BRIEF:
Go through the data below line by line and count those containing the word "enfants". Reply with the count only.

═════ RAW RECORDS

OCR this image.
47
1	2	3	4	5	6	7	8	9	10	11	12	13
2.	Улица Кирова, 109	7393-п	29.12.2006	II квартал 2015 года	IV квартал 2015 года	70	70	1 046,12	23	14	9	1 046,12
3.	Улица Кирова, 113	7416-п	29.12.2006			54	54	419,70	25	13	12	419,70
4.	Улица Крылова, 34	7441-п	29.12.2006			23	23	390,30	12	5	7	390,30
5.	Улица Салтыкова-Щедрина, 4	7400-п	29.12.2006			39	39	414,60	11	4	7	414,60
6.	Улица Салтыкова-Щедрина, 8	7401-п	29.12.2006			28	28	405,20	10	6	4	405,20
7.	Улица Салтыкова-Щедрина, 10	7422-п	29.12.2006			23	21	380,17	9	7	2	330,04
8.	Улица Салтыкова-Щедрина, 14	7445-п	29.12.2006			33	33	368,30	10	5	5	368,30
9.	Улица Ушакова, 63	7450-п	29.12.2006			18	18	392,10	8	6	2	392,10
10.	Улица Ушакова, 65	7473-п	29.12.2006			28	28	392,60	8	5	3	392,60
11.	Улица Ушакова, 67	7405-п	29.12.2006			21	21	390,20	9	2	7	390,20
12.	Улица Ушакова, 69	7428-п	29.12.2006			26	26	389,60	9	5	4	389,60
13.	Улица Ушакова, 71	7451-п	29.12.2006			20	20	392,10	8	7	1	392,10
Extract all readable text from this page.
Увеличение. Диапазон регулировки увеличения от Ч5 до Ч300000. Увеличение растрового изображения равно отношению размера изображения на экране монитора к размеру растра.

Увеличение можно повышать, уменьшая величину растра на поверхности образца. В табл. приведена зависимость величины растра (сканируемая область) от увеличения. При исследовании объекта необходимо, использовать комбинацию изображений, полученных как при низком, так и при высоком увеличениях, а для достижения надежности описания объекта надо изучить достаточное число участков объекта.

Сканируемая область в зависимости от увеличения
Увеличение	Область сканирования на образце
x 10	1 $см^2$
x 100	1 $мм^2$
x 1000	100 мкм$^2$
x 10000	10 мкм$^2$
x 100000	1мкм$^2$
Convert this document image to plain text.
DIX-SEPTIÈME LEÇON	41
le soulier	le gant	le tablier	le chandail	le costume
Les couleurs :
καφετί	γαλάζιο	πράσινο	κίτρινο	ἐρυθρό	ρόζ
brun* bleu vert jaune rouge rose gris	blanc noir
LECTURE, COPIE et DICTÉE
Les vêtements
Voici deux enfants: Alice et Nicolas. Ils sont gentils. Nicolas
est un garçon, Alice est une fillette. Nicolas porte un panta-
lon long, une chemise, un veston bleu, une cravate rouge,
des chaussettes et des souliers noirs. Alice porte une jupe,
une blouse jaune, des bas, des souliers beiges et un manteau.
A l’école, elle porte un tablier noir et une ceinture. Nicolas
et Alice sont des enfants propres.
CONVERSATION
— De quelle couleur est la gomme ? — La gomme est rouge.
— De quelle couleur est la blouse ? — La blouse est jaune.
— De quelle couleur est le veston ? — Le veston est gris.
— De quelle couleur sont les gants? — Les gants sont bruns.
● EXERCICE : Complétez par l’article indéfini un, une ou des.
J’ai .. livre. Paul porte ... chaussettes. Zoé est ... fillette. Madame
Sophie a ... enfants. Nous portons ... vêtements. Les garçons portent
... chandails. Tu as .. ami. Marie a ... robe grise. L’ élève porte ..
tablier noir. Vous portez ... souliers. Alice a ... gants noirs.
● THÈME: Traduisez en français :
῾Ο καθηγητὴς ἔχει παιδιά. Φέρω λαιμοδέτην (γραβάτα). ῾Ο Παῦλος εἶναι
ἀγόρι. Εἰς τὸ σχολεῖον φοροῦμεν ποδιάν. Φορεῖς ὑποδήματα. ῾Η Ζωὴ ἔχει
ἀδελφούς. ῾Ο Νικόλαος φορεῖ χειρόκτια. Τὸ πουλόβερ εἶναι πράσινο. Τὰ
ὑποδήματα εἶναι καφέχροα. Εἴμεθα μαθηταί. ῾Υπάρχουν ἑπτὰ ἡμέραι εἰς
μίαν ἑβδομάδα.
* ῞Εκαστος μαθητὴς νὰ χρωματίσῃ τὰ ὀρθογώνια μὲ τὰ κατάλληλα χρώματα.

══════════

TASK SOLUTION:
3